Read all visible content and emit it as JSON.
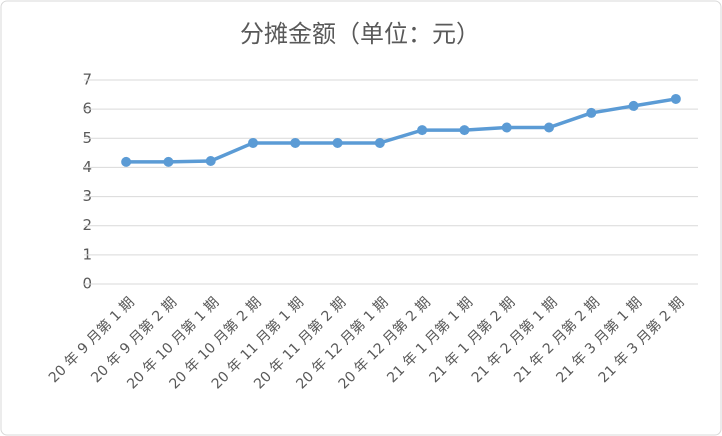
{
  "chart_data": {
    "type": "line",
    "title": "分摊金额（单位：元）",
    "categories": [
      "20 年 9 月第 1 期",
      "20 年 9 月第 2 期",
      "20 年 10 月第 1 期",
      "20 年 10 月第 2 期",
      "20 年 11 月第 1 期",
      "20 年 11 月第 2 期",
      "20 年 12 月第 1 期",
      "20 年 12 月第 2 期",
      "21 年 1 月第 1 期",
      "21 年 1 月第 2 期",
      "21 年 2 月第 1 期",
      "21 年 2 月第 2 期",
      "21 年 3 月第 1 期",
      "21 年 3 月第 2 期"
    ],
    "values": [
      4.19,
      4.19,
      4.22,
      4.84,
      4.84,
      4.84,
      4.84,
      5.28,
      5.28,
      5.37,
      5.37,
      5.87,
      6.11,
      6.35
    ],
    "color": "#5b9bd5",
    "ylim": [
      0,
      7
    ],
    "yticks": [
      0,
      1,
      2,
      3,
      4,
      5,
      6,
      7
    ],
    "grid": true
  }
}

═══

## Directions for this task
Take the listing above and restate it word for word, without its pictures.

## Right answer
Read all visible content and emit it as JSON.
{
  "chart_data": {
    "type": "line",
    "title": "分摊金额（单位：元）",
    "categories": [
      "20 年 9 月第 1 期",
      "20 年 9 月第 2 期",
      "20 年 10 月第 1 期",
      "20 年 10 月第 2 期",
      "20 年 11 月第 1 期",
      "20 年 11 月第 2 期",
      "20 年 12 月第 1 期",
      "20 年 12 月第 2 期",
      "21 年 1 月第 1 期",
      "21 年 1 月第 2 期",
      "21 年 2 月第 1 期",
      "21 年 2 月第 2 期",
      "21 年 3 月第 1 期",
      "21 年 3 月第 2 期"
    ],
    "values": [
      4.19,
      4.19,
      4.22,
      4.84,
      4.84,
      4.84,
      4.84,
      5.28,
      5.28,
      5.37,
      5.37,
      5.87,
      6.11,
      6.35
    ],
    "color": "#5b9bd5",
    "ylim": [
      0,
      7
    ],
    "yticks": [
      0,
      1,
      2,
      3,
      4,
      5,
      6,
      7
    ],
    "grid": true
  }
}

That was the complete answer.